▶ _Direction_:
Omit every image, and transcribe the remaining entries exactly as given.

▶ _Listing_:
<<<<
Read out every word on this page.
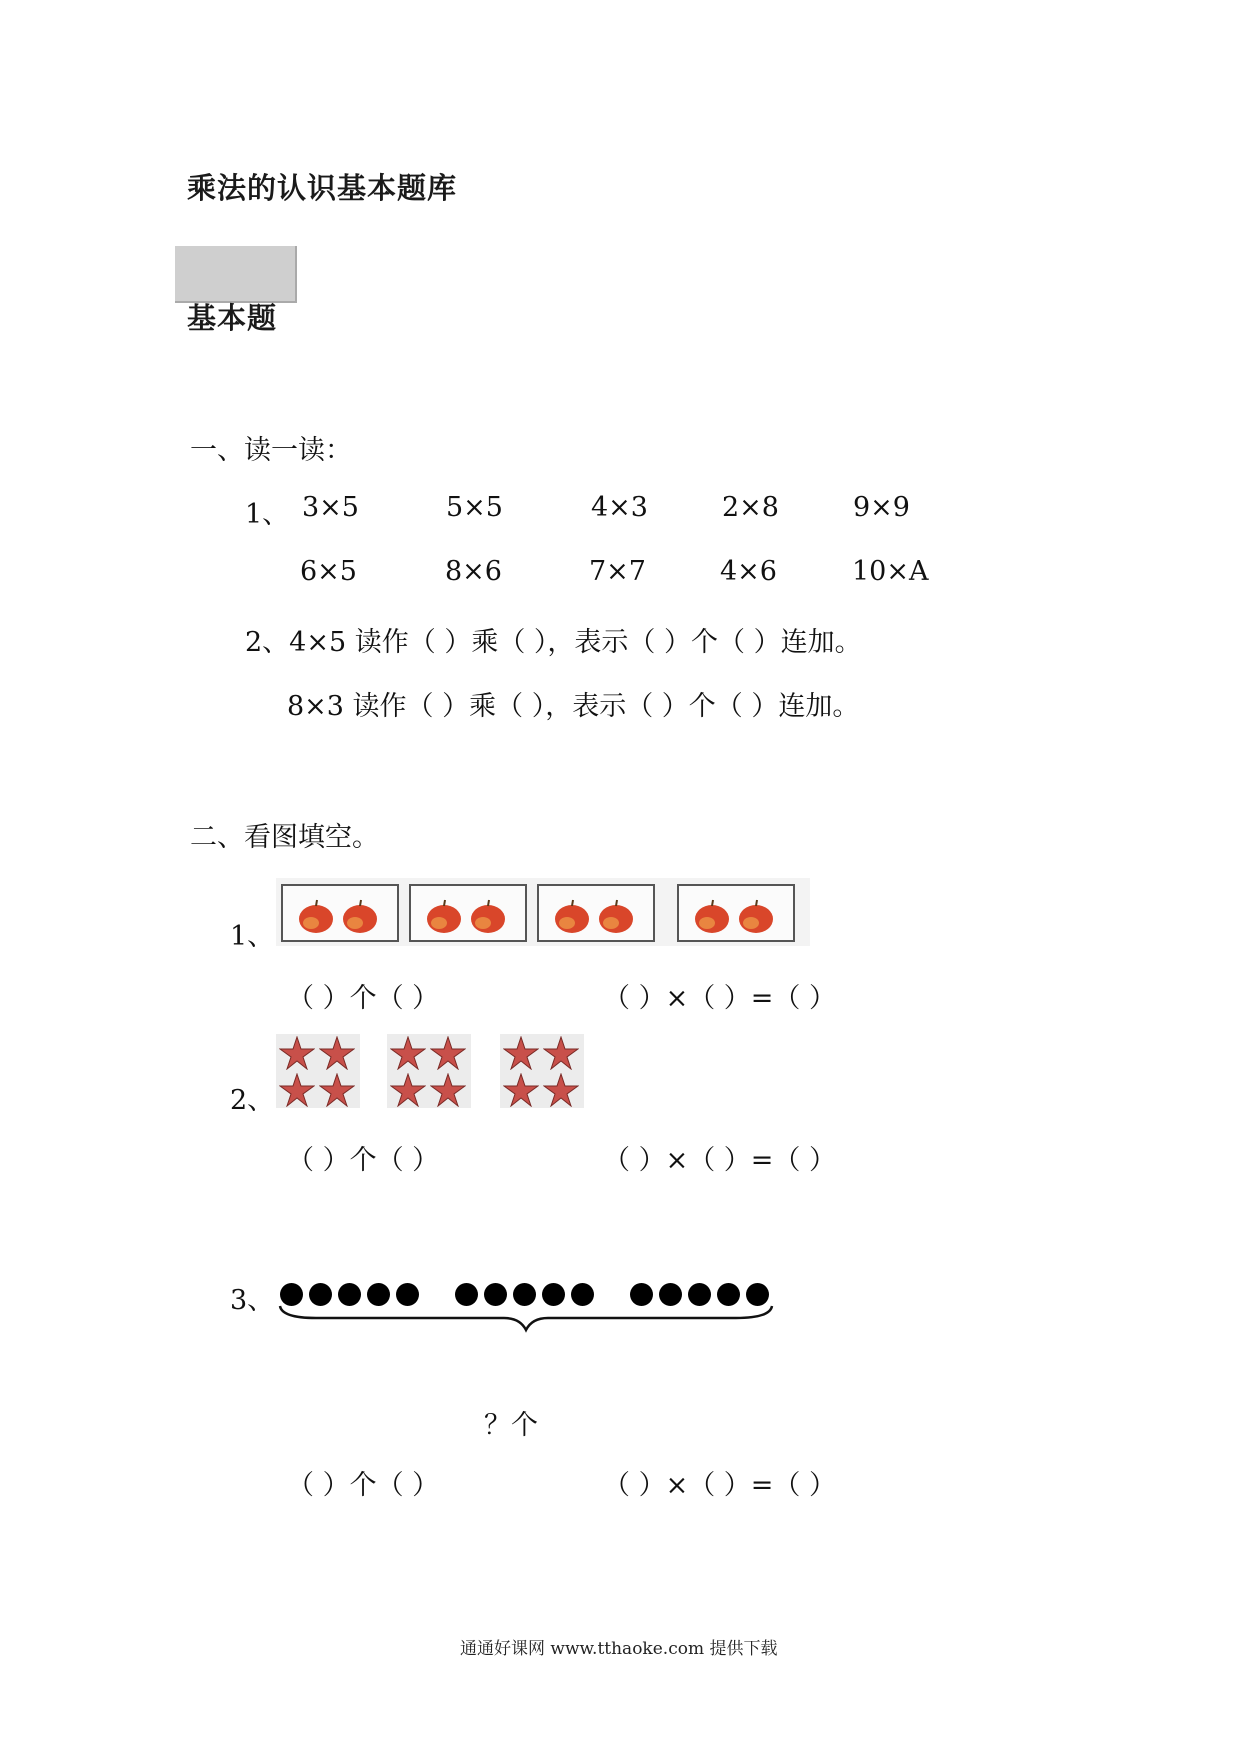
乘法的认识基本题库
基本题
一、读一读：
1、 3×5	5×5	4×3	2×8	9×9
6×5	8×6	7×7	4×6	10×A
2、4×5 读作（ ）乘（ ），表示（ ）个（ ）连加。
8×3 读作（ ）乘（ ），表示（ ）个（ ）连加。
二、看图填空。
1、
（ ）个（ ）	（ ）×（ ）=（ ）
2、
（ ）个（ ）	（ ）×（ ）=（ ）
3、
？个
（ ）个（ ）	（ ）×（ ）=（ ）
通通好课网 www.tthaoke.com 提供下载
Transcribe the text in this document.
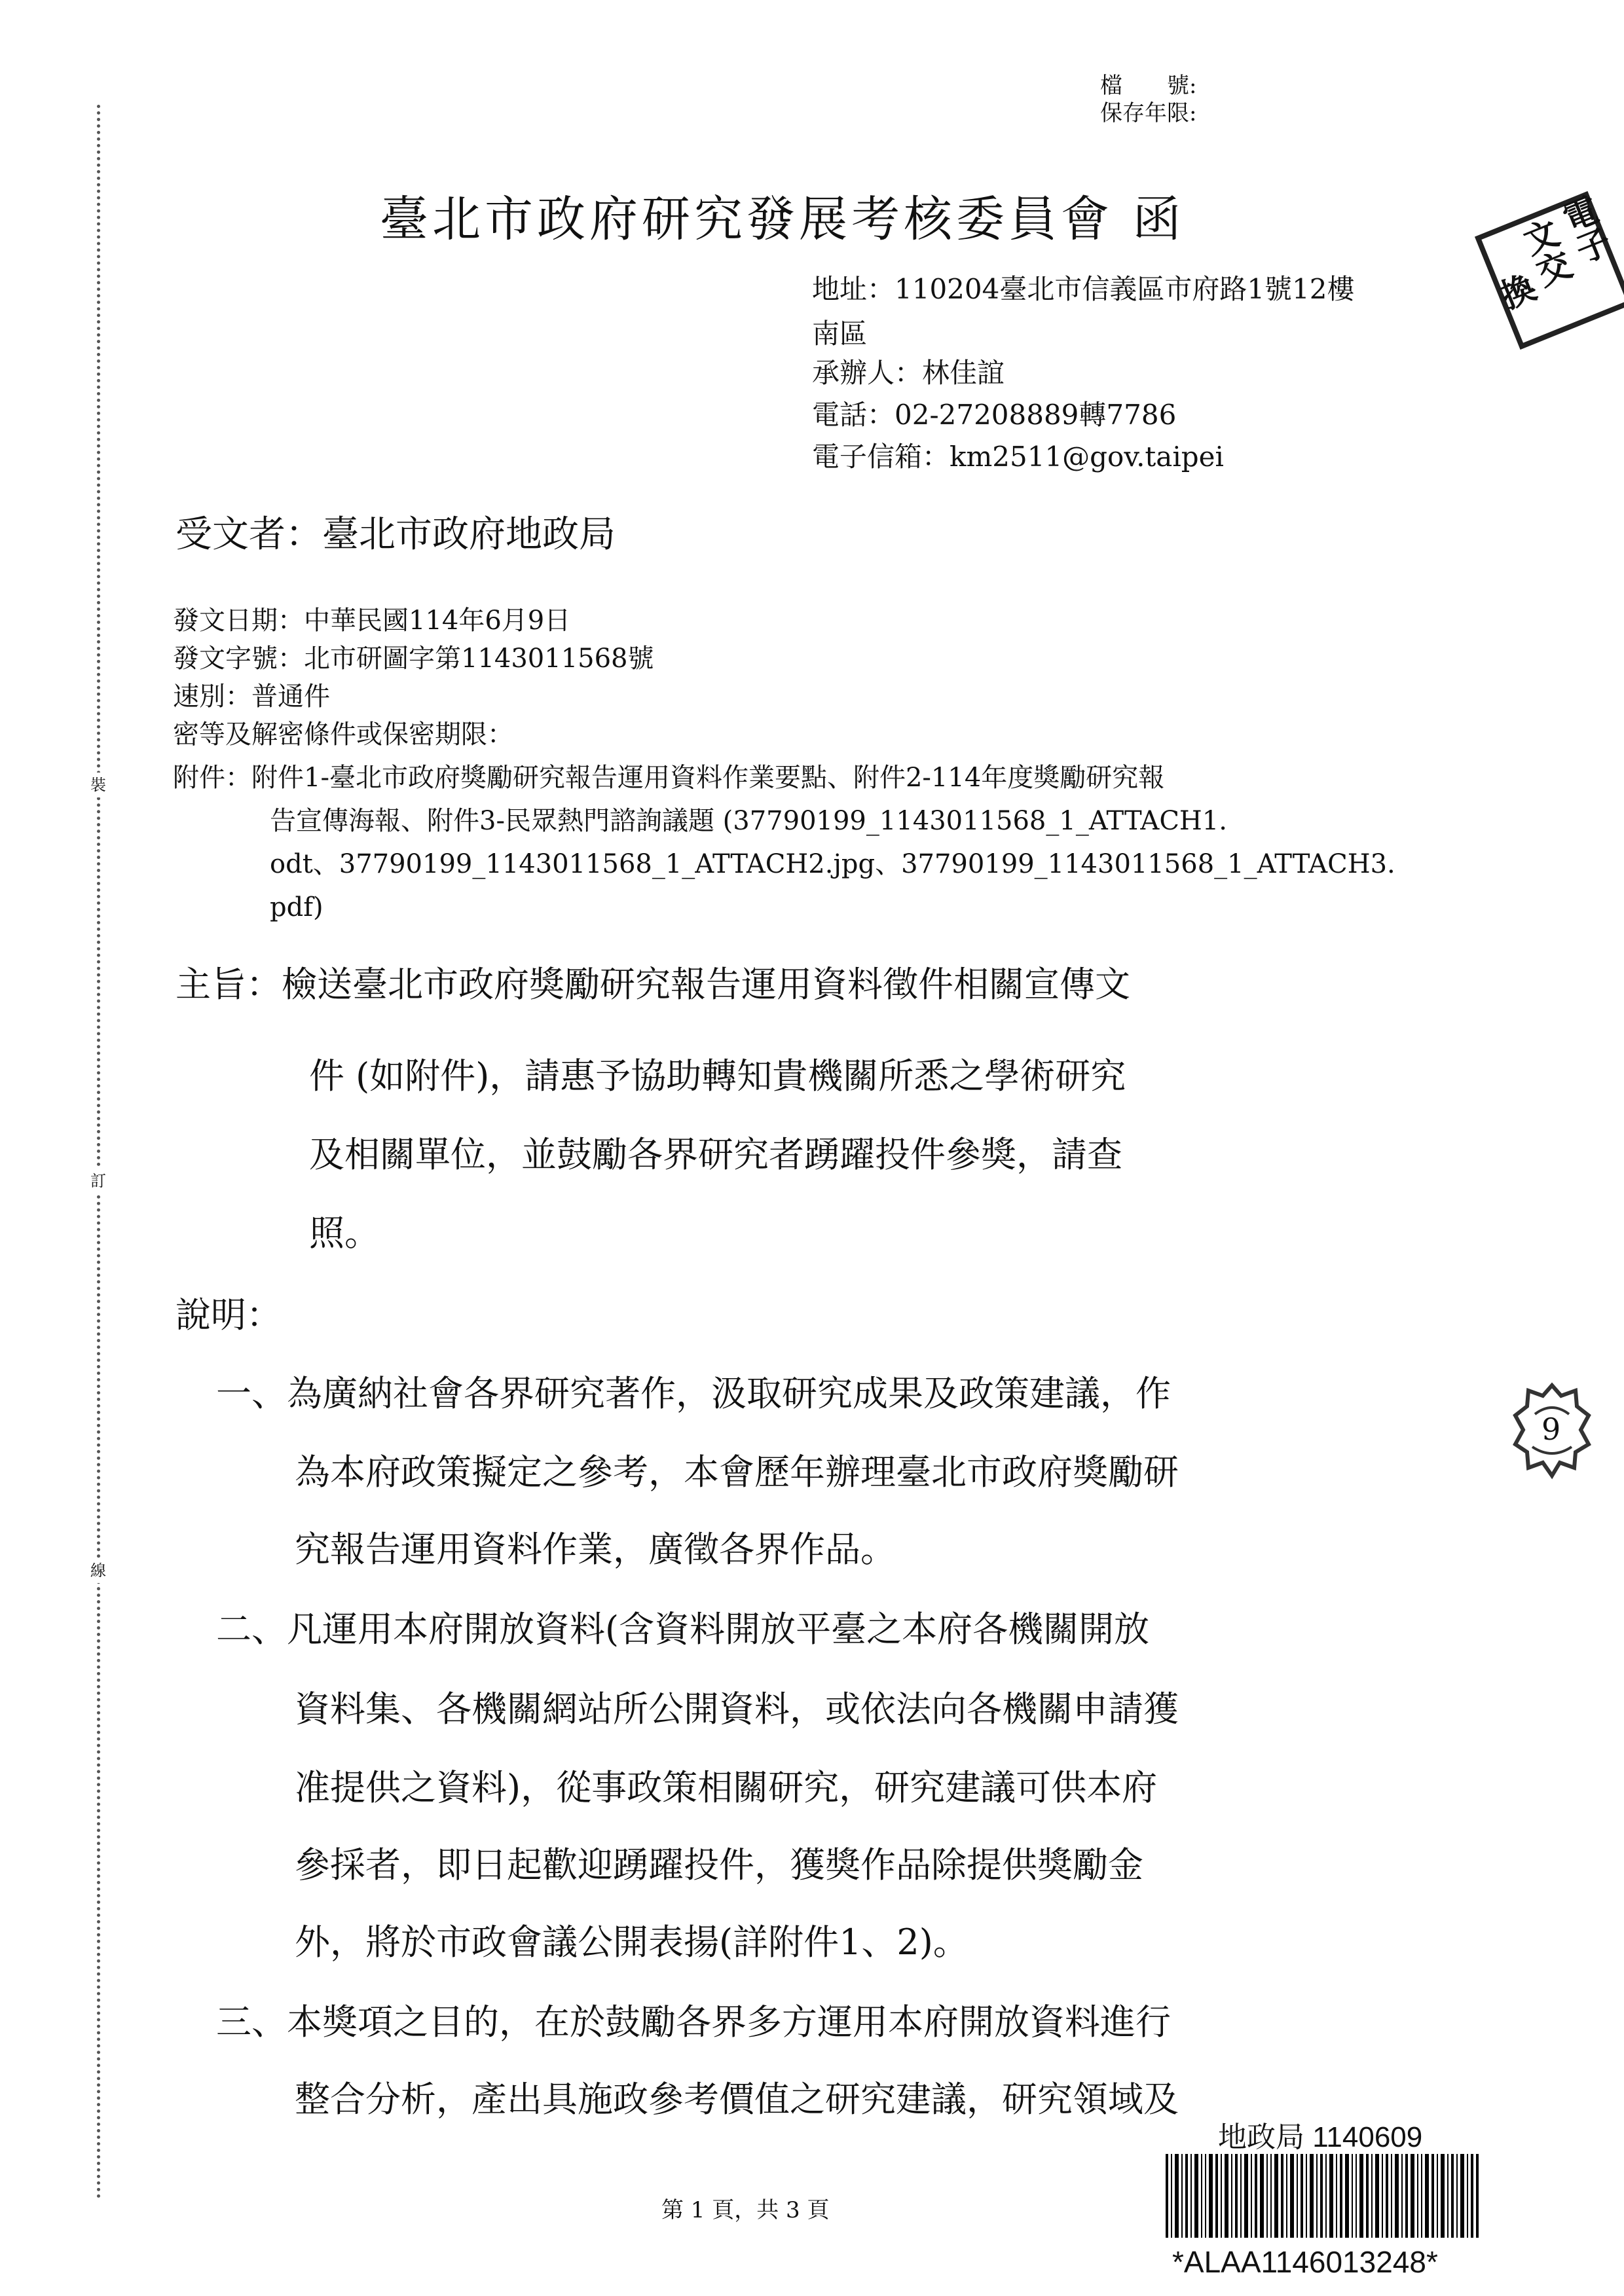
裝
訂
線
檔　　號:
保存年限:
臺北市政府研究發展考核委員會 函	電子
文交
換
地址：110204臺北市信義區市府路1號12樓
南區
承辦人：林佳誼
電話：02-27208889轉7786
電子信箱：km2511@gov.taipei
受文者：臺北市政府地政局
發文日期：中華民國114年6月9日
發文字號：北市研圖字第1143011568號
速別：普通件
密等及解密條件或保密期限：
附件：附件1-臺北市政府獎勵研究報告運用資料作業要點、附件2-114年度獎勵研究報
告宣傳海報、附件3-民眾熱門諮詢議題 (37790199_1143011568_1_ATTACH1.
odt、37790199_1143011568_1_ATTACH2.jpg、37790199_1143011568_1_ATTACH3.
pdf)
主旨：檢送臺北市政府獎勵研究報告運用資料徵件相關宣傳文
件 (如附件)，請惠予協助轉知貴機關所悉之學術研究
及相關單位，並鼓勵各界研究者踴躍投件參獎，請查
照。
說明：
一、為廣納社會各界研究著作，汲取研究成果及政策建議，作
為本府政策擬定之參考，本會歷年辦理臺北市政府獎勵研
究報告運用資料作業，廣徵各界作品。
二、凡運用本府開放資料(含資料開放平臺之本府各機關開放
資料集、各機關網站所公開資料，或依法向各機關申請獲
准提供之資料)，從事政策相關研究，研究建議可供本府
參採者，即日起歡迎踴躍投件，獲獎作品除提供獎勵金
外，將於市政會議公開表揚(詳附件1、2)。
三、本獎項之目的，在於鼓勵各界多方運用本府開放資料進行
整合分析，產出具施政參考價值之研究建議，研究領域及
9
地政局 1140609
*ALAA1146013248*
第 1 頁，共 3 頁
>>>>
▶ _Correct answer_:
Read out every word on this page.
乘法的认识基本题库
基本题
一、读一读：
1、 3×5	5×5	4×3	2×8	9×9
6×5	8×6	7×7	4×6	10×A
2、4×5 读作（ ）乘（ ），表示（ ）个（ ）连加。
8×3 读作（ ）乘（ ），表示（ ）个（ ）连加。
二、看图填空。
1、
（ ）个（ ）	（ ）×（ ）=（ ）
2、
（ ）个（ ）	（ ）×（ ）=（ ）
3、
？个
（ ）个（ ）	（ ）×（ ）=（ ）
通通好课网 www.tthaoke.com 提供下载
Transcribe the text in this document.
裝
訂
線
檔　　號:
保存年限:
臺北市政府研究發展考核委員會 函	電子
文交
換
地址：110204臺北市信義區市府路1號12樓
南區
承辦人：林佳誼
電話：02-27208889轉7786
電子信箱：km2511@gov.taipei
受文者：臺北市政府地政局
發文日期：中華民國114年6月9日
發文字號：北市研圖字第1143011568號
速別：普通件
密等及解密條件或保密期限：
附件：附件1-臺北市政府獎勵研究報告運用資料作業要點、附件2-114年度獎勵研究報
告宣傳海報、附件3-民眾熱門諮詢議題 (37790199_1143011568_1_ATTACH1.
odt、37790199_1143011568_1_ATTACH2.jpg、37790199_1143011568_1_ATTACH3.
pdf)
主旨：檢送臺北市政府獎勵研究報告運用資料徵件相關宣傳文
件 (如附件)，請惠予協助轉知貴機關所悉之學術研究
及相關單位，並鼓勵各界研究者踴躍投件參獎，請查
照。
說明：
一、為廣納社會各界研究著作，汲取研究成果及政策建議，作
為本府政策擬定之參考，本會歷年辦理臺北市政府獎勵研
究報告運用資料作業，廣徵各界作品。
二、凡運用本府開放資料(含資料開放平臺之本府各機關開放
資料集、各機關網站所公開資料，或依法向各機關申請獲
准提供之資料)，從事政策相關研究，研究建議可供本府
參採者，即日起歡迎踴躍投件，獲獎作品除提供獎勵金
外，將於市政會議公開表揚(詳附件1、2)。
三、本獎項之目的，在於鼓勵各界多方運用本府開放資料進行
整合分析，產出具施政參考價值之研究建議，研究領域及
9
地政局 1140609
*ALAA1146013248*
第 1 頁，共 3 頁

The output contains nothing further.